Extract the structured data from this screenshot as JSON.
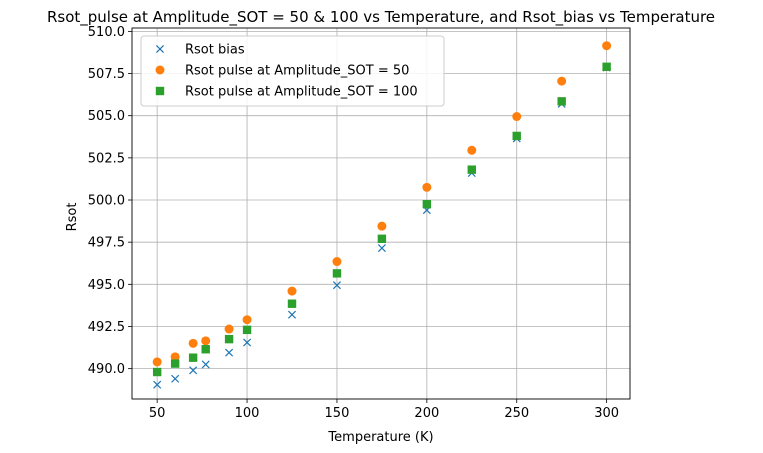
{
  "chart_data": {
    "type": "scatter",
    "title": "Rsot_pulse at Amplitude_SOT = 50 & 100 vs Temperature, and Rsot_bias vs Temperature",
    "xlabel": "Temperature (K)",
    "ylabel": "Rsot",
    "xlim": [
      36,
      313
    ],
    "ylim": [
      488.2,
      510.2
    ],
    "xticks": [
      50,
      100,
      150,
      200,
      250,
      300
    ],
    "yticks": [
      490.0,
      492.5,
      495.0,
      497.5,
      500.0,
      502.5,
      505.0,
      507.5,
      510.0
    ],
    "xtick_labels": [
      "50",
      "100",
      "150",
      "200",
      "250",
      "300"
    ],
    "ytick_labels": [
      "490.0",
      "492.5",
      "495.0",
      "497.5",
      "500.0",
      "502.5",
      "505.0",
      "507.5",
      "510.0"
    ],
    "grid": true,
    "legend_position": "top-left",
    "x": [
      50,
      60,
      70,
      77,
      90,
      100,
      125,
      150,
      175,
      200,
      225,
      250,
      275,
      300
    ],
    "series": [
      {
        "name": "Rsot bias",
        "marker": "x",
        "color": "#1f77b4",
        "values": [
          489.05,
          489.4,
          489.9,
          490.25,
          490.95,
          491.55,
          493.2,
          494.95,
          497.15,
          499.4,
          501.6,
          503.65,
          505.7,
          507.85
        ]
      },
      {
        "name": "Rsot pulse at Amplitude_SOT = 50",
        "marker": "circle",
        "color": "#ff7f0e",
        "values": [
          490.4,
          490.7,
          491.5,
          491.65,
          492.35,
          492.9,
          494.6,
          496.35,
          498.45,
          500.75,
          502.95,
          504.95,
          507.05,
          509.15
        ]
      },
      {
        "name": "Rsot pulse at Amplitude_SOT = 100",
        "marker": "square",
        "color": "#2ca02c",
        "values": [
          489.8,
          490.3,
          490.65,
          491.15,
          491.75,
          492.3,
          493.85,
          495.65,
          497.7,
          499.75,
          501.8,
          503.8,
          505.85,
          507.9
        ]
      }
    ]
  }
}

------------------------------

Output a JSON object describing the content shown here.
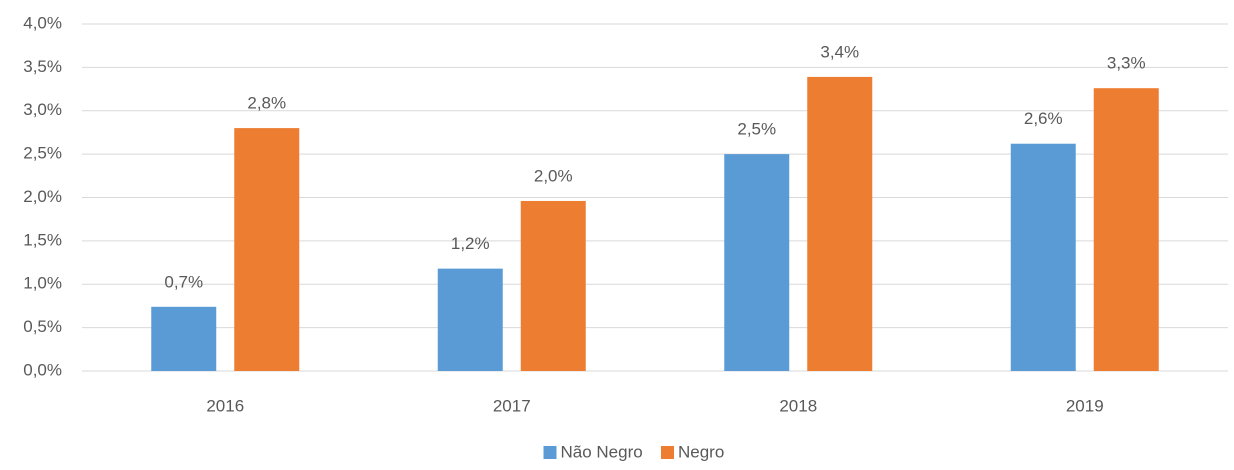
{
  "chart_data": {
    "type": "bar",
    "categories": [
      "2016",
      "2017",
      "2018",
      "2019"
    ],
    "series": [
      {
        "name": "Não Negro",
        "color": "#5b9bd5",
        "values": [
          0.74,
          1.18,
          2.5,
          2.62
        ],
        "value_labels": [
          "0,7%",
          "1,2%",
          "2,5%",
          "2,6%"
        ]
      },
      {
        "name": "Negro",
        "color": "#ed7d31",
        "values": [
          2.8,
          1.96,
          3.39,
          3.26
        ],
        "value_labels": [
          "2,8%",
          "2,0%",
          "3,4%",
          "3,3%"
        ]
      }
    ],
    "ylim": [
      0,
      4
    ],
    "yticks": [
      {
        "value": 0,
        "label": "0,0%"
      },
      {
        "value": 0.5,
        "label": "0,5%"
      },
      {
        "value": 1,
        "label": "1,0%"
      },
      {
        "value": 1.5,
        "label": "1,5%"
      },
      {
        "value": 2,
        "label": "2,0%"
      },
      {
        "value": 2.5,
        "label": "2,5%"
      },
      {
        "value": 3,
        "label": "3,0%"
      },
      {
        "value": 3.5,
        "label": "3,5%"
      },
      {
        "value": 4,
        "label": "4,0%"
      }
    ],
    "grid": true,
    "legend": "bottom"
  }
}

------------------------------

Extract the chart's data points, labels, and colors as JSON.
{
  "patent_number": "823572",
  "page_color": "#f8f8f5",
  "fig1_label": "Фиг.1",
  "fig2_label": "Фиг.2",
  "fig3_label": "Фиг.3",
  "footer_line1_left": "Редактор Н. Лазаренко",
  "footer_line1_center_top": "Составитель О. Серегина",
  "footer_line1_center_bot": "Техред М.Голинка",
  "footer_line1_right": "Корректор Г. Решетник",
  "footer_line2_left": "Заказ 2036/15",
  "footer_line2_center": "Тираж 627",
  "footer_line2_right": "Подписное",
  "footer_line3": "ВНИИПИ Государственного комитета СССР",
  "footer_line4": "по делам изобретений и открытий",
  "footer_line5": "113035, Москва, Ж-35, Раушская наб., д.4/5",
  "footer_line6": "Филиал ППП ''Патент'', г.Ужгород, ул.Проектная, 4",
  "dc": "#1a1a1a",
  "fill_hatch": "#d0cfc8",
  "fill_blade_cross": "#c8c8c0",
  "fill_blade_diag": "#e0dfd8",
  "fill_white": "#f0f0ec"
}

------------------------------

> _Written task_:
Scan the entries above and work out how many lines include the word "Extract"; the reply is that number alone.

> _Response to the task_:
2